READING PASSAGE →
--- START ---
12.2 Subject to clause 12.1, neither party is liable to the other for any: loss of profit, revenue, business, contracts or anticipated savings; loss of goodwill; loss or corruption of data beyond our obligations in the DPA; or any indirect or consequential loss — in each case whether arising in contract, tort (including negligence) or otherwise, even if the loss was foreseeable.
12.3 Subject to clauses 12.1 and 12.2, each party's total aggregate liability arising out of or in connection with the Agreement (including the DPA), whether in contract, tort (including negligence), breach of statutory duty or otherwise, shall not exceed £2,000 (two thousand pounds).
13. Indemnity
13.1 You will indemnify us against losses, damages and reasonable costs we incur arising from: (a) your or your Authorised Users' breach of the Agreement; (b) your unlawful use of the Service; (c) Customer Data, including any claim that it infringes a third party's rights or that you lacked a lawful basis to process it; and (d) claims by your own customers or staff relating to your business, save to the extent caused by our breach of the Agreement.
14. Suspension and termination
14.1 You may cancel your Subscription at any time, effective at the end of the current billing period, via your account or by contacting us.
--- END ---
PROVIDED DATA →
--- START ---
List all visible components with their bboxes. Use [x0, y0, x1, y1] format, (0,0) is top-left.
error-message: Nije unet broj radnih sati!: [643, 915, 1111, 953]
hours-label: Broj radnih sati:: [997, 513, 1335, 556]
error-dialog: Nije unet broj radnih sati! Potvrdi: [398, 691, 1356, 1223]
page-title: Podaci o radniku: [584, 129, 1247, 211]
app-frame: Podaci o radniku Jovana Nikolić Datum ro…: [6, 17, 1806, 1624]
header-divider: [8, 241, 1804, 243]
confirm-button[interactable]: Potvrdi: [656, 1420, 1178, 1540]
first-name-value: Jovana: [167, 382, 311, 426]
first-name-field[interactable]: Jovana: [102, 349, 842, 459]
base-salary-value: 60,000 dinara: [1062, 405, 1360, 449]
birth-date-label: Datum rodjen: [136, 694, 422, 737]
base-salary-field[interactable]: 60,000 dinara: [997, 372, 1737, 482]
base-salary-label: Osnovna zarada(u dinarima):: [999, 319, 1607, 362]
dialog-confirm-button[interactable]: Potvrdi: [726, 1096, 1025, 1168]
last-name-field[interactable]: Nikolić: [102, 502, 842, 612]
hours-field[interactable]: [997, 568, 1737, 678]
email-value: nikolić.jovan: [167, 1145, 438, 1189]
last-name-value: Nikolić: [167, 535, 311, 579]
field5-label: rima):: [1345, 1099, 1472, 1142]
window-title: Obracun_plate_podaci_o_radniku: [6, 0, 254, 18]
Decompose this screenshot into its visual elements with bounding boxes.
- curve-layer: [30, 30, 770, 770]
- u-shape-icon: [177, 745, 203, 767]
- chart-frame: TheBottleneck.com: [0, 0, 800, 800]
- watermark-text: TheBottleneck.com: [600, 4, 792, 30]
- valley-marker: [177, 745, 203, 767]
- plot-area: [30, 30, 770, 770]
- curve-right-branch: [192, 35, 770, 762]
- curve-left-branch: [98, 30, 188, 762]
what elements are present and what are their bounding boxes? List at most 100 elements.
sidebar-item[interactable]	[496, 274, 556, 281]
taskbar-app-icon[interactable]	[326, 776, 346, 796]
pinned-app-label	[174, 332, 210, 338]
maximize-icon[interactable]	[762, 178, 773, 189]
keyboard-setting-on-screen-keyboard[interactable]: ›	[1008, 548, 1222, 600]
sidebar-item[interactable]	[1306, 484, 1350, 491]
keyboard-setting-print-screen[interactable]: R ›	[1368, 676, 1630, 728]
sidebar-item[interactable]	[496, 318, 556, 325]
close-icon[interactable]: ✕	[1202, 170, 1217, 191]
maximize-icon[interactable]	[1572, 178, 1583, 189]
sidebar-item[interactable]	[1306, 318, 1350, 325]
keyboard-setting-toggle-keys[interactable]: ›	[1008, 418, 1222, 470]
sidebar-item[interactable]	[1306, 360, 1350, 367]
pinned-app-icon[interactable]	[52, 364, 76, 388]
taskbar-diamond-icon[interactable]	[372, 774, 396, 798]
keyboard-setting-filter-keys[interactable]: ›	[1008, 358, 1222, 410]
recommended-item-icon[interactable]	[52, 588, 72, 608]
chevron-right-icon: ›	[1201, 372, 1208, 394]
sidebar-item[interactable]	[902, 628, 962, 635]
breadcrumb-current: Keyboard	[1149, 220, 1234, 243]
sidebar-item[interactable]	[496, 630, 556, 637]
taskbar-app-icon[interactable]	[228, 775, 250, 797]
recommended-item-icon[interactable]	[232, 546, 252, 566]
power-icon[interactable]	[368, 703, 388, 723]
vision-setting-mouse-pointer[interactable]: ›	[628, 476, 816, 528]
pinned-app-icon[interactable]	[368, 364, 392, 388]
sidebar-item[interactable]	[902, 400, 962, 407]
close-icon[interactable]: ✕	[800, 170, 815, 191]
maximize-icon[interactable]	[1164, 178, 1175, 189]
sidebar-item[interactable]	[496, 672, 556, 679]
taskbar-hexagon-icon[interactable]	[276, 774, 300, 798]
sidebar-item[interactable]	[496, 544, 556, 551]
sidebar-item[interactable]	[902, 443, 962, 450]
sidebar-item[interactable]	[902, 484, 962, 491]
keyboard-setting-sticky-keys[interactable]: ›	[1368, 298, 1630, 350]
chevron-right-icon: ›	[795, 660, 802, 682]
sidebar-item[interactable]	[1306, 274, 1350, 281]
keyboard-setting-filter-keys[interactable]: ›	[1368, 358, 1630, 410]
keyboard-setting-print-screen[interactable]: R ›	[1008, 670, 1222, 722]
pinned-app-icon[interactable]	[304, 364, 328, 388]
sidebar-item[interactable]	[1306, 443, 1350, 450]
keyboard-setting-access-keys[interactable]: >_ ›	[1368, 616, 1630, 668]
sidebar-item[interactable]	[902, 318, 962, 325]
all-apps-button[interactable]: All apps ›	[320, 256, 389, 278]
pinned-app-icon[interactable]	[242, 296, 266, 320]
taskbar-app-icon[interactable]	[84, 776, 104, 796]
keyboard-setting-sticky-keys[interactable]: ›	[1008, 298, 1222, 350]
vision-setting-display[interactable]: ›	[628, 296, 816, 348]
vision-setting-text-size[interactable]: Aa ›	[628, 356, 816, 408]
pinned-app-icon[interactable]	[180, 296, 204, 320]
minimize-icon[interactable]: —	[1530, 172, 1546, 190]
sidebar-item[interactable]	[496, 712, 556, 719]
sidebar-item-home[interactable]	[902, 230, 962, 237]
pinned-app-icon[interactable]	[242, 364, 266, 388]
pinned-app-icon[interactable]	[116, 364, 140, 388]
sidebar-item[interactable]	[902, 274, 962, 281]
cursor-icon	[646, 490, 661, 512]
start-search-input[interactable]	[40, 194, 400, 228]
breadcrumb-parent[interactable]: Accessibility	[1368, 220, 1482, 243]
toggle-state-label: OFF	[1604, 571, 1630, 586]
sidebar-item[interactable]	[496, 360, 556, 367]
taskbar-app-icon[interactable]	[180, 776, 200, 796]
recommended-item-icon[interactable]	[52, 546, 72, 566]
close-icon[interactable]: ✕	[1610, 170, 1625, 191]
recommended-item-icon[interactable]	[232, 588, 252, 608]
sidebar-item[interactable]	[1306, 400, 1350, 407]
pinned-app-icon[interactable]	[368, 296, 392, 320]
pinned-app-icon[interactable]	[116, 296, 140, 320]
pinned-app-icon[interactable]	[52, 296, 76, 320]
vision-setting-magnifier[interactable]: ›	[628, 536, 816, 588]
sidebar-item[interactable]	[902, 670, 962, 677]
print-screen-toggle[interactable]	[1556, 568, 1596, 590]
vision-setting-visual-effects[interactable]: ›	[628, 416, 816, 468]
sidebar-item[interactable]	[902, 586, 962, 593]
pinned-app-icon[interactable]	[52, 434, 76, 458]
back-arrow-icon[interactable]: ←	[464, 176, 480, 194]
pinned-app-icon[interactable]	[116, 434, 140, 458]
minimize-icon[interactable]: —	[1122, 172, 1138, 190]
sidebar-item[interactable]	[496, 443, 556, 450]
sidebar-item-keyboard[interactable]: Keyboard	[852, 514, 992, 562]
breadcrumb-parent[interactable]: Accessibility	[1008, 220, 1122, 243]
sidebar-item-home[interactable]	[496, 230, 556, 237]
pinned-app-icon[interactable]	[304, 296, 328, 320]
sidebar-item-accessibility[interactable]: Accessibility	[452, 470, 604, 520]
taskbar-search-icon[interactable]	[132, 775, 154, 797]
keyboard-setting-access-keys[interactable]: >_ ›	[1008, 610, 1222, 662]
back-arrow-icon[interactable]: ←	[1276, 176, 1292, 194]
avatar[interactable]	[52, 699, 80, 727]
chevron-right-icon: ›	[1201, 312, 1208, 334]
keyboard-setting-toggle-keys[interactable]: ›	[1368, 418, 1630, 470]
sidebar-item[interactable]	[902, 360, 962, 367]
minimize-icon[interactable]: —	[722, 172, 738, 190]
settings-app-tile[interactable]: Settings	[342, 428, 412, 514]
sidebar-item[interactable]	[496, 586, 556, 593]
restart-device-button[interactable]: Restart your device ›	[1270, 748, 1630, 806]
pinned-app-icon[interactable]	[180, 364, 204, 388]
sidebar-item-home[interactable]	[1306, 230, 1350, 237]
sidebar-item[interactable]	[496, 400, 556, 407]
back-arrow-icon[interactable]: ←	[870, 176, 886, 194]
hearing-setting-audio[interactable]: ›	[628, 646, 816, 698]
--- END ---
Please rewrite the paragraph of the contract terms that begins "13.1 You will indemnify us" as a short bulleted list, keeping its main facts.

You indemnify us against losses, damages and reasonable costs arising from:
- a breach of the Agreement by you or your Authorised Users
- your unlawful use of the Service
- Customer Data, including claims that it infringes a third party's rights or that you lacked a lawful basis to process it
- claims by your customers or staff relating to your business, except to the extent caused by our breach of the Agreement